• **Set exercise**: Write out the stretch of the material from its first line through the line containing "day-info: Sunrise: 7:31", with both ends included and each line reproduced word for word.

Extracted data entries
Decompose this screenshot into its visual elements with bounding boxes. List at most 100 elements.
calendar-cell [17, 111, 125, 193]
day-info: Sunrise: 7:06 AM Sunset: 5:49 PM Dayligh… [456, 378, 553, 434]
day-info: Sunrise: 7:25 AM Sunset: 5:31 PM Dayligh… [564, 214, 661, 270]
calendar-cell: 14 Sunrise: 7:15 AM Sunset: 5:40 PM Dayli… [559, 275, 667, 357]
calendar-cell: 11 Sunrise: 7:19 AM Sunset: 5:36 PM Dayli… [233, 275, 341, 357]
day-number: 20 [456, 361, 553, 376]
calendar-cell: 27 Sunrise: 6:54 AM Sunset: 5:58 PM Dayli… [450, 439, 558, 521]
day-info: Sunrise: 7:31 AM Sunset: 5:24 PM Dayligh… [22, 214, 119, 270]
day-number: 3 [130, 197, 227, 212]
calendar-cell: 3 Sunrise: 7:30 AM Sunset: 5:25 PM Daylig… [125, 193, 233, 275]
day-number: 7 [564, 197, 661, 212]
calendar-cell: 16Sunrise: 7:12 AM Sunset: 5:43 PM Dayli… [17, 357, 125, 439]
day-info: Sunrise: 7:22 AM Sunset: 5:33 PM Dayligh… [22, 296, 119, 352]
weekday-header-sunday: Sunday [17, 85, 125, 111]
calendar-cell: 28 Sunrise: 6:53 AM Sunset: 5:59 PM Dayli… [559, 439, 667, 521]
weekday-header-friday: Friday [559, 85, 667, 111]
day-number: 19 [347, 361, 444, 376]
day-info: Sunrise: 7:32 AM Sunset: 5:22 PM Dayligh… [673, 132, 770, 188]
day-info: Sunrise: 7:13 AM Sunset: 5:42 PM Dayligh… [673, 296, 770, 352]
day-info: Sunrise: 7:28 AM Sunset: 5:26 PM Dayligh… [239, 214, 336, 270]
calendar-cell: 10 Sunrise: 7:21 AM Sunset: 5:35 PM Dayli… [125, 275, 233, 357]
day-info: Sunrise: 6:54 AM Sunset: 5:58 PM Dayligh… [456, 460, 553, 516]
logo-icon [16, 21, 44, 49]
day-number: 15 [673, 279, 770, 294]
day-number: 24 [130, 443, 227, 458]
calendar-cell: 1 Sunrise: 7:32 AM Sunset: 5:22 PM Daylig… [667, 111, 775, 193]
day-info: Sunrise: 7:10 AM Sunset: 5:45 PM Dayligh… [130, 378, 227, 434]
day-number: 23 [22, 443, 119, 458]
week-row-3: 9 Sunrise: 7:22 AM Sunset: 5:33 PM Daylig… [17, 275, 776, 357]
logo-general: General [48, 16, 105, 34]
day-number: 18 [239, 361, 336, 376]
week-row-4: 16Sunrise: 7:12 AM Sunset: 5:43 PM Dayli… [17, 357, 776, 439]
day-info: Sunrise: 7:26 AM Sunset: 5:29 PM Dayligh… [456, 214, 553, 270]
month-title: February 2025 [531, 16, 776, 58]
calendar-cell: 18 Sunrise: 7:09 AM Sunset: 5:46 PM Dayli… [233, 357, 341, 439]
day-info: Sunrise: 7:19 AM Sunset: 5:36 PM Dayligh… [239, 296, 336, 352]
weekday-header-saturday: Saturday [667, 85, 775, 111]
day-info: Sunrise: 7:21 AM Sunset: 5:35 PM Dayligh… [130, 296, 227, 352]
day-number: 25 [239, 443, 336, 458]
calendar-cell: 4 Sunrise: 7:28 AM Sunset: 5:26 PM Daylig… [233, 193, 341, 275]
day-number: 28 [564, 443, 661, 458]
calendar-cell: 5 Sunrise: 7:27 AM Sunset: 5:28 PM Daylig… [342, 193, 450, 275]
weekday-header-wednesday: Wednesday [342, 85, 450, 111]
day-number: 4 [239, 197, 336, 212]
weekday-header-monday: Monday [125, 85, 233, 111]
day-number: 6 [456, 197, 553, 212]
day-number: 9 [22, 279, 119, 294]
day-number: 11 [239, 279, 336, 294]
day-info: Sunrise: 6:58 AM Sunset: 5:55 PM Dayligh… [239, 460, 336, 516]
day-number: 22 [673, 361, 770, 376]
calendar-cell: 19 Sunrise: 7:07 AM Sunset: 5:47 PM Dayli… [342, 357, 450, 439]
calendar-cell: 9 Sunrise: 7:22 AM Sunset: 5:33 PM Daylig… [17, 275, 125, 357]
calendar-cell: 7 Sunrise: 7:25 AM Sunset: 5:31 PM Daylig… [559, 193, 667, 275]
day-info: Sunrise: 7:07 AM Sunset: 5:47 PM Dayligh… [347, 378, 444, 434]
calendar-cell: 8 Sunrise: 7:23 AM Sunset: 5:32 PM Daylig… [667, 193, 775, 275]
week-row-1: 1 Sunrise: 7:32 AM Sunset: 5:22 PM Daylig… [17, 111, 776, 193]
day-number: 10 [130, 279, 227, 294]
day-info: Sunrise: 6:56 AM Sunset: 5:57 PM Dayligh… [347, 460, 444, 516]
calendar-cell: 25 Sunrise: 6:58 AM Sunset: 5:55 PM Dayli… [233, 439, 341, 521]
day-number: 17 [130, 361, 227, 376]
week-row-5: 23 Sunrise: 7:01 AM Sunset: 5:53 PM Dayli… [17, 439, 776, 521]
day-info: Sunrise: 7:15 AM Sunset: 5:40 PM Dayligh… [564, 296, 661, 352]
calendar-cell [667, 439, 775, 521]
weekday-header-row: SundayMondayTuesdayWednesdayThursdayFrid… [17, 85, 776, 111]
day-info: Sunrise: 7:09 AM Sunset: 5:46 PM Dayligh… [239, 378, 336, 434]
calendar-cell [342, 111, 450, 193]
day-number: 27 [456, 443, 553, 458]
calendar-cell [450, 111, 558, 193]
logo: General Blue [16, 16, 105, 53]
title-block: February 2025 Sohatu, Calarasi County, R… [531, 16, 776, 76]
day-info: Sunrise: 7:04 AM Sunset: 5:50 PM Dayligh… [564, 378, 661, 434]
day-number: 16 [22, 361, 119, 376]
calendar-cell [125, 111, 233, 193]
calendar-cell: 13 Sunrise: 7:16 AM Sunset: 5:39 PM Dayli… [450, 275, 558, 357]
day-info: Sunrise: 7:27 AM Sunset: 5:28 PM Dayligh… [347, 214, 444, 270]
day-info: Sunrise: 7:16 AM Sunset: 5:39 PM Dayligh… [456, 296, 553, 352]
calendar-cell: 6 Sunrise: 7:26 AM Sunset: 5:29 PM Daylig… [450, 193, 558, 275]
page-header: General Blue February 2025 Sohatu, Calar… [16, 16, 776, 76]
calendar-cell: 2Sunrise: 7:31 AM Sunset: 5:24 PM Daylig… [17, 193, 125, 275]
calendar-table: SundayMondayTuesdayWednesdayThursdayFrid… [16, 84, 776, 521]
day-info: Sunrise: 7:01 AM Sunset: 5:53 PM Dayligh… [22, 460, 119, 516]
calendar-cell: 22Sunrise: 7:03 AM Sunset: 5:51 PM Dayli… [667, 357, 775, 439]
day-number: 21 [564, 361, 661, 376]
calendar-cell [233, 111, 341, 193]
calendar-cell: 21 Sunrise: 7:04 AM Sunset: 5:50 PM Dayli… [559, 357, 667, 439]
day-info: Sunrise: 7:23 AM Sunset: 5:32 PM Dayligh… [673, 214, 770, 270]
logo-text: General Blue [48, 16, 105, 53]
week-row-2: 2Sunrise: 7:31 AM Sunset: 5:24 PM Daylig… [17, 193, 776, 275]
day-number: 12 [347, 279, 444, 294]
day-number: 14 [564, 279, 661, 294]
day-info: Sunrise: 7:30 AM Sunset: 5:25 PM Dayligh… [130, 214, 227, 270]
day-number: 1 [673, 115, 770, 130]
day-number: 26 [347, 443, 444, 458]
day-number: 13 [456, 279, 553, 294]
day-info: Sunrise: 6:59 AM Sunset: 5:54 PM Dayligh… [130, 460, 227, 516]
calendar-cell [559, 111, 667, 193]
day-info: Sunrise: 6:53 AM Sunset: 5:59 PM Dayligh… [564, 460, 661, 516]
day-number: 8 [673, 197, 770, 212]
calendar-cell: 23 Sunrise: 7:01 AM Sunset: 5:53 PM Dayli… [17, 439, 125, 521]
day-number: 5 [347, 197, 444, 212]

• **Result of this exercise**:
Decompose this screenshot into its visual elements with bounding boxes. List at most 100 elements.
calendar-cell [17, 111, 125, 193]
day-info: Sunrise: 7:06 AM Sunset: 5:49 PM Dayligh… [456, 378, 553, 434]
day-info: Sunrise: 7:25 AM Sunset: 5:31 PM Dayligh… [564, 214, 661, 270]
calendar-cell: 14 Sunrise: 7:15 AM Sunset: 5:40 PM Dayli… [559, 275, 667, 357]
calendar-cell: 11 Sunrise: 7:19 AM Sunset: 5:36 PM Dayli… [233, 275, 341, 357]
day-number: 20 [456, 361, 553, 376]
calendar-cell: 27 Sunrise: 6:54 AM Sunset: 5:58 PM Dayli… [450, 439, 558, 521]
day-info: Sunrise: 7:31 AM Sunset: 5:24 PM Dayligh… [22, 214, 119, 270]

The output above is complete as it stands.